> [Problem]:
Find every line of the listing below where "Kommission" appears, and copy it.

> [Entries supplied]:
◇ ◇ ◇

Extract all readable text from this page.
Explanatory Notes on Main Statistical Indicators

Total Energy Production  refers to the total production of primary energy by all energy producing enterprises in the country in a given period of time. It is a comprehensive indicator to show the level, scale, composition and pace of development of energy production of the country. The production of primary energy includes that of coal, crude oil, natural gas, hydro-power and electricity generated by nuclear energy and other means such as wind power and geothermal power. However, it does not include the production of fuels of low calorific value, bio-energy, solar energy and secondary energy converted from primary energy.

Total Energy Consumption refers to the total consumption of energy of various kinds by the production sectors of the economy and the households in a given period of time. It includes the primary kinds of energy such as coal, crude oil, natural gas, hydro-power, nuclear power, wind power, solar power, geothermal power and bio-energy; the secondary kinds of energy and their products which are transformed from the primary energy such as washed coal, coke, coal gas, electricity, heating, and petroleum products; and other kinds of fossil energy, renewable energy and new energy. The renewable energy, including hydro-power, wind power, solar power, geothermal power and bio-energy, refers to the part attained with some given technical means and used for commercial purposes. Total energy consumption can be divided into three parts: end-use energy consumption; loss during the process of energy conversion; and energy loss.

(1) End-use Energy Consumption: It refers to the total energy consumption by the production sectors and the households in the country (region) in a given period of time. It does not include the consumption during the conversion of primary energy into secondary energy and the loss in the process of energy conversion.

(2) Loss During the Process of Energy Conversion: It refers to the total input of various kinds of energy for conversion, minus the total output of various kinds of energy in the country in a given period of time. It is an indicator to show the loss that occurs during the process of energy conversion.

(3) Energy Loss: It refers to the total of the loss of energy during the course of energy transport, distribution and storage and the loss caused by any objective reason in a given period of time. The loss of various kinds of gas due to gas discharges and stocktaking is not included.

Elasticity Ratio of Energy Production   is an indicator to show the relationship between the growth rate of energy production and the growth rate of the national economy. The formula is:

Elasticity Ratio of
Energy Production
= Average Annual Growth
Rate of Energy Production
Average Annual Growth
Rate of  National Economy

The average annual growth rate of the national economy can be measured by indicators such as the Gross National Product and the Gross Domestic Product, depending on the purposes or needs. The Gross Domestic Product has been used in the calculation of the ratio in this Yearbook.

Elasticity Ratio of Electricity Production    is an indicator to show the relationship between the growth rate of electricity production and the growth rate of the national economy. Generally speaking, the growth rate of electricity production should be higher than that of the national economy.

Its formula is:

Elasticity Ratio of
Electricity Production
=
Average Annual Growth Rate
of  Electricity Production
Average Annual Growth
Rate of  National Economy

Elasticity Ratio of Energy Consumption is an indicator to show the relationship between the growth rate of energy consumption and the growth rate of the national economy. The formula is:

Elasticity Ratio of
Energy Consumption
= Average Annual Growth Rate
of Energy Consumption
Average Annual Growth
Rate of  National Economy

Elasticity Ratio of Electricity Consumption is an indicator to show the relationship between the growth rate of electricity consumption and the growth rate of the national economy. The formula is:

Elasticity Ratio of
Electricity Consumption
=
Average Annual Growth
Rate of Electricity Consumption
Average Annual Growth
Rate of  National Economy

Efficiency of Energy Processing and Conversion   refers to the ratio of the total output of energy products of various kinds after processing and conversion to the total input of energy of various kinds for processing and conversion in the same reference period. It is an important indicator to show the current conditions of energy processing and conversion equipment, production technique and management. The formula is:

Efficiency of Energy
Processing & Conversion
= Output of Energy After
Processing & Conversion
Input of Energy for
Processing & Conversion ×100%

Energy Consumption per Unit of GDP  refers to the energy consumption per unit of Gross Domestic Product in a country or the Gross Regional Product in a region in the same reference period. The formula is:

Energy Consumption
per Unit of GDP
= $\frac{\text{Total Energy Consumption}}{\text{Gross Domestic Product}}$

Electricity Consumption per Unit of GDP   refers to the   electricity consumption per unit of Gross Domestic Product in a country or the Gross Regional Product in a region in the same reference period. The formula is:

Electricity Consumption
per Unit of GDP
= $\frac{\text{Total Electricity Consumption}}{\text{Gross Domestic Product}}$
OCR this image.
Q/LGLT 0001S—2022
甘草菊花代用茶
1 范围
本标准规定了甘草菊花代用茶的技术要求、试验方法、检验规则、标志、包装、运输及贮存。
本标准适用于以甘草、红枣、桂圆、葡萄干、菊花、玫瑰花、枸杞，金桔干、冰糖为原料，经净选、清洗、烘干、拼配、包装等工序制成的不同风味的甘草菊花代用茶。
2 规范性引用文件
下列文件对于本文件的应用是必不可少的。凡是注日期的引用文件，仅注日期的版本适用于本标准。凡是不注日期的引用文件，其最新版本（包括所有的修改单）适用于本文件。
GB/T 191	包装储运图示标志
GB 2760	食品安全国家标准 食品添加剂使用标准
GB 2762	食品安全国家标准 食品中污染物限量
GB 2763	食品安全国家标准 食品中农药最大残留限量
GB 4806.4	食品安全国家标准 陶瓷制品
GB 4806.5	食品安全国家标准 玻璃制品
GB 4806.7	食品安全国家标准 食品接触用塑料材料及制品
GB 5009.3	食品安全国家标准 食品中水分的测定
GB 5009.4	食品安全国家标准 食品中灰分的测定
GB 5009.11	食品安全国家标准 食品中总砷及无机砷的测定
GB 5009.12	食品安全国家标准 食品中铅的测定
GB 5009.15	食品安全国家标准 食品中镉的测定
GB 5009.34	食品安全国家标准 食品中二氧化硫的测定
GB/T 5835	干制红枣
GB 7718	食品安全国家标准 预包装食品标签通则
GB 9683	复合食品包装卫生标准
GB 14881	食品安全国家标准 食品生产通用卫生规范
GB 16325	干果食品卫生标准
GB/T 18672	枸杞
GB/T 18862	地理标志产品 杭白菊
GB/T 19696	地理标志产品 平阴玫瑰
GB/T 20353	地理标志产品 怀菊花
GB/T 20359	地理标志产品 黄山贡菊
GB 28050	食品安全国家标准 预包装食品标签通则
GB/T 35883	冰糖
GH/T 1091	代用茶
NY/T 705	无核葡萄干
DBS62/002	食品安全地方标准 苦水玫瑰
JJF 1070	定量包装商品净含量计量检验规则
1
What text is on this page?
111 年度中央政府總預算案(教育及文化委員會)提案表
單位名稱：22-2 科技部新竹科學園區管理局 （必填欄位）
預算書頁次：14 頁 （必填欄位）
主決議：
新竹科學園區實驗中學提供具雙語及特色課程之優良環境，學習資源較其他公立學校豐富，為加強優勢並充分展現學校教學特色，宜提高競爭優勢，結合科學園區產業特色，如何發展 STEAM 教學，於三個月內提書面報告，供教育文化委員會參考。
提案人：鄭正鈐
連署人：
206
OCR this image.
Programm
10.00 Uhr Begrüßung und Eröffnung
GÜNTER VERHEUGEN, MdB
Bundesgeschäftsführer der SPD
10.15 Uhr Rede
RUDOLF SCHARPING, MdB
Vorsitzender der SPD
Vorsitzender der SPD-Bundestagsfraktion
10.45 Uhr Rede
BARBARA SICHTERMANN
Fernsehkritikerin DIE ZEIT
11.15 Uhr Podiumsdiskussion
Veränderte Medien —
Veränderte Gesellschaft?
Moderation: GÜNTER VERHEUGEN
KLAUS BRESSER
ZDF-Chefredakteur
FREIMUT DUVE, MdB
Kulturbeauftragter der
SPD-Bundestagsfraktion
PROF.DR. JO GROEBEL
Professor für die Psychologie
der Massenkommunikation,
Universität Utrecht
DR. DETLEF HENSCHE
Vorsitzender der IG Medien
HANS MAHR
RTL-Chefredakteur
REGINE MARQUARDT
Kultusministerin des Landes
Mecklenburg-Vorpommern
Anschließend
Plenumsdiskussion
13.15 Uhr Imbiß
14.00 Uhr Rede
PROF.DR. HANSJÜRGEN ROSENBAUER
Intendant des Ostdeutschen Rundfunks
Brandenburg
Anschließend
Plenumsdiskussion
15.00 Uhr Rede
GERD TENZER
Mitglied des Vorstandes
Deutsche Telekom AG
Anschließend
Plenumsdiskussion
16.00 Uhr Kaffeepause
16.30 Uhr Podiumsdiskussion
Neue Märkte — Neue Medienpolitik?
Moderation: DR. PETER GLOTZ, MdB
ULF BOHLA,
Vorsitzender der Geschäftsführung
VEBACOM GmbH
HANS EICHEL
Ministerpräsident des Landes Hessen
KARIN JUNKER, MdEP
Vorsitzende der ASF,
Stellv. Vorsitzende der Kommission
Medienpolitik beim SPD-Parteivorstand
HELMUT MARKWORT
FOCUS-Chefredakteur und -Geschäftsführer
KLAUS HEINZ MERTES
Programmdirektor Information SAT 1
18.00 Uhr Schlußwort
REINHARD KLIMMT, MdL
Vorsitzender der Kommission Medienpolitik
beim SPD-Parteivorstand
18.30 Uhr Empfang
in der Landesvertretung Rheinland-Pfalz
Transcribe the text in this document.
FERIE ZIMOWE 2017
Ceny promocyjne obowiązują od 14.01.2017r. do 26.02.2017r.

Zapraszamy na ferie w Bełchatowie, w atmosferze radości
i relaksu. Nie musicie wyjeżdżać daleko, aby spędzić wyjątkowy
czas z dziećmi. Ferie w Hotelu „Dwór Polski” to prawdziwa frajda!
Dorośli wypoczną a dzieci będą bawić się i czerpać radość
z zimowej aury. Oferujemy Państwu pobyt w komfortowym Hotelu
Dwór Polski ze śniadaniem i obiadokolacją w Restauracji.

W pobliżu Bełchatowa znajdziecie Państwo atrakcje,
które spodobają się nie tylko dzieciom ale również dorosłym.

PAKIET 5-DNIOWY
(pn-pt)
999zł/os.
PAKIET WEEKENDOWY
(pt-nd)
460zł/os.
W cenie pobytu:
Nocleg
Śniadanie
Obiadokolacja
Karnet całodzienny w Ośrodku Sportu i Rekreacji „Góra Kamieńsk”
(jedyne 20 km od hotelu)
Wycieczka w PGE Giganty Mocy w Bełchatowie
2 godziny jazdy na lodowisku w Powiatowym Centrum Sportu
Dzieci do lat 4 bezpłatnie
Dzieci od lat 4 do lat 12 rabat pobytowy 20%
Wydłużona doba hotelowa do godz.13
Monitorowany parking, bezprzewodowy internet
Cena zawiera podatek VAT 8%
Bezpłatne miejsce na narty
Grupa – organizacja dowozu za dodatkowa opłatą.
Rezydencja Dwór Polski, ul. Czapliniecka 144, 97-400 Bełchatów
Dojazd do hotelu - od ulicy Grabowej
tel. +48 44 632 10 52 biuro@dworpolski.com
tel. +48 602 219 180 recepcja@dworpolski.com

◇ ◇ ◇

> [Result below]:
Stellv. Vorsitzende der Kommission
Vorsitzender der Kommission Medienpolitik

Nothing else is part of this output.